■ **Aim**: Identify the line in which "Parse this chart and return its data as JSON." appears, then reproduce that line and all remaining lines of the records word for word.

Structured figure records
——————
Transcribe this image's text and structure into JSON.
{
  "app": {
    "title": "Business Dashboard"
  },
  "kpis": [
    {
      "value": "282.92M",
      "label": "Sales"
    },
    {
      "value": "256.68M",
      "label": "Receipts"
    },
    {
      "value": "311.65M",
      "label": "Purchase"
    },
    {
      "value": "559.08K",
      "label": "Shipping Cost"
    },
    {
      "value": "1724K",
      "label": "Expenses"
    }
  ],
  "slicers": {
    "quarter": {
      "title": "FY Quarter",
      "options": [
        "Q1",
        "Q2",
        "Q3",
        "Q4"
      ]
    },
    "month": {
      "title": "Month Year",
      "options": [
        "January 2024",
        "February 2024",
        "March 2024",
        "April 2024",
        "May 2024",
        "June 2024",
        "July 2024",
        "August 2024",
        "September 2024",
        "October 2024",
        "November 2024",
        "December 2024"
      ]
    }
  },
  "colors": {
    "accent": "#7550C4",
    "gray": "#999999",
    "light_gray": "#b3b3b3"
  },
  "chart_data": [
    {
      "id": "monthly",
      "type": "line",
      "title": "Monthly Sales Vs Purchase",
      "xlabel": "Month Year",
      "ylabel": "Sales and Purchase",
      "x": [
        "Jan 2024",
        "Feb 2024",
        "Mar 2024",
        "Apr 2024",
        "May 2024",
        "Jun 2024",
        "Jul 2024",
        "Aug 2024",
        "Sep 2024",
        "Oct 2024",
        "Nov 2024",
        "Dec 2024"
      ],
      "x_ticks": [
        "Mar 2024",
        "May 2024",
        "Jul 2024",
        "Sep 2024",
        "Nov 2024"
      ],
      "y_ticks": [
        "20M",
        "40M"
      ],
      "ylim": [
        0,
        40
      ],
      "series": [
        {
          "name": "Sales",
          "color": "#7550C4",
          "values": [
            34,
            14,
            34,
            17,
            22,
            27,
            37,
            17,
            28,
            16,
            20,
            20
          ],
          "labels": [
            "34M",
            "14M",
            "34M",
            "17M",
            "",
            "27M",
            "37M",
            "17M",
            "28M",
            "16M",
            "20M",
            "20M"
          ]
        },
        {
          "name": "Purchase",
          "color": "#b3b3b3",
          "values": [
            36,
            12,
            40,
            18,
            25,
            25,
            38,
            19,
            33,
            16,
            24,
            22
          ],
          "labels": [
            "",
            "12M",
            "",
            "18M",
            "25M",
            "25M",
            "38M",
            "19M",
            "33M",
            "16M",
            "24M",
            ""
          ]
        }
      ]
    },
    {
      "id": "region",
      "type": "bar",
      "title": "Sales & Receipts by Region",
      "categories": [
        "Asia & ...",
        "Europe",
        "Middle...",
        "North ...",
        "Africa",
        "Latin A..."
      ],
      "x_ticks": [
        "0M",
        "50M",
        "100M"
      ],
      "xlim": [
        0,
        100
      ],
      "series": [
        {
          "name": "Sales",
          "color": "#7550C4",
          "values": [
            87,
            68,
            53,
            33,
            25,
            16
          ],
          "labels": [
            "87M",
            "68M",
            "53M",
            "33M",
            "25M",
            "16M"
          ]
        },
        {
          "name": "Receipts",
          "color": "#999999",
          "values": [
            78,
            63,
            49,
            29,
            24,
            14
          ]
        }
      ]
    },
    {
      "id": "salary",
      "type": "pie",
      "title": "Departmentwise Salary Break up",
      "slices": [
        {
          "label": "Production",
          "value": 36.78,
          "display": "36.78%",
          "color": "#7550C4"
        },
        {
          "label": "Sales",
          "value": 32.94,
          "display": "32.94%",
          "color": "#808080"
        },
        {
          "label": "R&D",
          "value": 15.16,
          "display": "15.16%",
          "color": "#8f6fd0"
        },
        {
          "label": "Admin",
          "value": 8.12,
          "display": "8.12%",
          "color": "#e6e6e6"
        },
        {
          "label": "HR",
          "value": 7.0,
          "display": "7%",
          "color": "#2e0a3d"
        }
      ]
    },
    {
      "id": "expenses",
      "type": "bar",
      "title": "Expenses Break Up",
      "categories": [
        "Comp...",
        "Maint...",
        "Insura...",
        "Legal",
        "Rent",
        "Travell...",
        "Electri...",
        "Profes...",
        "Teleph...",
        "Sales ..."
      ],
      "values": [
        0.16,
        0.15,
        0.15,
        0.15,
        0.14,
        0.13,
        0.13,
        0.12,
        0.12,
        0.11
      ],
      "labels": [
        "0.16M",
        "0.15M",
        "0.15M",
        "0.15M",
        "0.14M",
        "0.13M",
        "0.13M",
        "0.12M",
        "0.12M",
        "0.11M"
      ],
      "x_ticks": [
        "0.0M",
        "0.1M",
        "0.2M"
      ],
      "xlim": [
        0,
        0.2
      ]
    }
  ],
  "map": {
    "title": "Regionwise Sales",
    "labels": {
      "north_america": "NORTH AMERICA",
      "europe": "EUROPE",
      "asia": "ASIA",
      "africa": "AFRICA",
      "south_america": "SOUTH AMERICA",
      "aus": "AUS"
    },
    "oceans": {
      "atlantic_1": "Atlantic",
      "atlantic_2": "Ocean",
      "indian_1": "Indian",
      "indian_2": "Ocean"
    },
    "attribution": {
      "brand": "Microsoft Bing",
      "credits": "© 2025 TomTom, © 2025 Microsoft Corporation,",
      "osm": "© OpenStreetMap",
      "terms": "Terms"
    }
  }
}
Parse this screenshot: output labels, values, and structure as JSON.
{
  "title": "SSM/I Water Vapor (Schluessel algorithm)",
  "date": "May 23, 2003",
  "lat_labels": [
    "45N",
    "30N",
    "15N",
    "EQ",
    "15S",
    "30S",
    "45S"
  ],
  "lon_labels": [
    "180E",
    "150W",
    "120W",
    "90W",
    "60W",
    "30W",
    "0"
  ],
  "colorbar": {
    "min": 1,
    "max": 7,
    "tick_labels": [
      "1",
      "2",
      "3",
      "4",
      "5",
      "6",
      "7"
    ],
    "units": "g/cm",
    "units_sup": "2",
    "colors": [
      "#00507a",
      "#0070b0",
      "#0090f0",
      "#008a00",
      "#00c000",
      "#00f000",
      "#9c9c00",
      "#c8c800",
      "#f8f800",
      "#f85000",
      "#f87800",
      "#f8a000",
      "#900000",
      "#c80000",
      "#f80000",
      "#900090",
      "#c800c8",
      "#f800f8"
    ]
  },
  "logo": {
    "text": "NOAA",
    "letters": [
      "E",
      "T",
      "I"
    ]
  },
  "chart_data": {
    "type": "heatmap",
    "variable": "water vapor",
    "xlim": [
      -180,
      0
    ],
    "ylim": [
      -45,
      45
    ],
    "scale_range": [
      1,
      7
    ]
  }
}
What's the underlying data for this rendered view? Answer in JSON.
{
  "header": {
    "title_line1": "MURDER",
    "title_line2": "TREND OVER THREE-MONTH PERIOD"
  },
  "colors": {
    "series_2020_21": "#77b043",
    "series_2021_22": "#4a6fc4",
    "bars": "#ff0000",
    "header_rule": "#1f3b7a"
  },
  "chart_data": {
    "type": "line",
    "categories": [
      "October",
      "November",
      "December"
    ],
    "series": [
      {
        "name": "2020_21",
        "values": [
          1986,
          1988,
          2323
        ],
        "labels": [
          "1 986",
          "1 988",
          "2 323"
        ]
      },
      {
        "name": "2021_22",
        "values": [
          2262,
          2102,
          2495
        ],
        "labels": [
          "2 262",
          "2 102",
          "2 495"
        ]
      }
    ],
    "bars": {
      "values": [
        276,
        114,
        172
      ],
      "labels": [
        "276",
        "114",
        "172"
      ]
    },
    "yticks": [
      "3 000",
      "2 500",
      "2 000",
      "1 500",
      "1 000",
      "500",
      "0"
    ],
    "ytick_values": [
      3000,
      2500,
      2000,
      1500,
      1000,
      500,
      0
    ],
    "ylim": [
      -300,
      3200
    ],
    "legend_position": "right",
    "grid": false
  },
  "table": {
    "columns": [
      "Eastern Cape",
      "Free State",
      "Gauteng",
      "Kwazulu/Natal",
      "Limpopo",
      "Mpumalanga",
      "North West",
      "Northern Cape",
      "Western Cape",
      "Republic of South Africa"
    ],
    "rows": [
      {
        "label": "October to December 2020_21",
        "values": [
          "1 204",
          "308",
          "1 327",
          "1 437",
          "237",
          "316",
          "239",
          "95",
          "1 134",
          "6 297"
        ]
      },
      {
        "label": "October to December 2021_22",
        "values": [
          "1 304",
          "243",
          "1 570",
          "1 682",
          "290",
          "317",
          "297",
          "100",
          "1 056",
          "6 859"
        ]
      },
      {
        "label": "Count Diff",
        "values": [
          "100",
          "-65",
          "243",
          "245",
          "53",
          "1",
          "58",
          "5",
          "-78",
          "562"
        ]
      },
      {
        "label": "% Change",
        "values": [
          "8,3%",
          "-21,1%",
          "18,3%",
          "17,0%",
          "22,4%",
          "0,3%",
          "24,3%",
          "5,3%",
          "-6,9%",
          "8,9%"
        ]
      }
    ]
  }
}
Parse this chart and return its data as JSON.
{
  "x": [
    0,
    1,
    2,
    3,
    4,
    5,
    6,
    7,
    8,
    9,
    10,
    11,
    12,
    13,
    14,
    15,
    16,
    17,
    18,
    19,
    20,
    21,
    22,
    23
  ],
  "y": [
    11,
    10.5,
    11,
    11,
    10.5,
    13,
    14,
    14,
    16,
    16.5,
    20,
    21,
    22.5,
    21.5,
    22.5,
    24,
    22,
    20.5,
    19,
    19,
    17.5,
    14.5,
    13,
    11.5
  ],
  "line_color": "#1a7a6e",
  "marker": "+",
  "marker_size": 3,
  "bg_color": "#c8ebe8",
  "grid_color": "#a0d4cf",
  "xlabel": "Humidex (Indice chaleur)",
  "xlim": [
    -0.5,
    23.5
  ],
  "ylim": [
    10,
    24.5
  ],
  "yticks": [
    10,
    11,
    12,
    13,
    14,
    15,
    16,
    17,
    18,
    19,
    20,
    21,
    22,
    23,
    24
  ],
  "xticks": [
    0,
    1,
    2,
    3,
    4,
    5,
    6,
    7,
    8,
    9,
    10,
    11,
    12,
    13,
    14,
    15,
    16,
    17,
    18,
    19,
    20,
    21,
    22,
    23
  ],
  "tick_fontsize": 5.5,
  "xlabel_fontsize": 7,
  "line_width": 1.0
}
——————
■ **Solution to the problem**:
Parse this chart and return its data as JSON.
{
  "x": [
    0,
    1,
    2,
    3,
    4,
    5,
    6,
    7,
    8,
    9,
    10,
    11,
    12,
    13,
    14,
    15,
    16,
    17,
    18,
    19,
    20,
    21,
    22,
    23
  ],
  "y": [
    11,
    10.5,
    11,
    11,
    10.5,
    13,
    14,
    14,
    16,
    16.5,
    20,
    21,
    22.5,
    21.5,
    22.5,
    24,
    22,
    20.5,
    19,
    19,
    17.5,
    14.5,
    13,
    11.5
  ],
  "line_color": "#1a7a6e",
  "marker": "+",
  "marker_size": 3,
  "bg_color": "#c8ebe8",
  "grid_color": "#a0d4cf",
  "xlabel": "Humidex (Indice chaleur)",
  "xlim": [
    -0.5,
    23.5
  ],
  "ylim": [
    10,
    24.5
  ],
  "yticks": [
    10,
    11,
    12,
    13,
    14,
    15,
    16,
    17,
    18,
    19,
    20,
    21,
    22,
    23,
    24
  ],
  "xticks": [
    0,
    1,
    2,
    3,
    4,
    5,
    6,
    7,
    8,
    9,
    10,
    11,
    12,
    13,
    14,
    15,
    16,
    17,
    18,
    19,
    20,
    21,
    22,
    23
  ],
  "tick_fontsize": 5.5,
  "xlabel_fontsize": 7,
  "line_width": 1.0
}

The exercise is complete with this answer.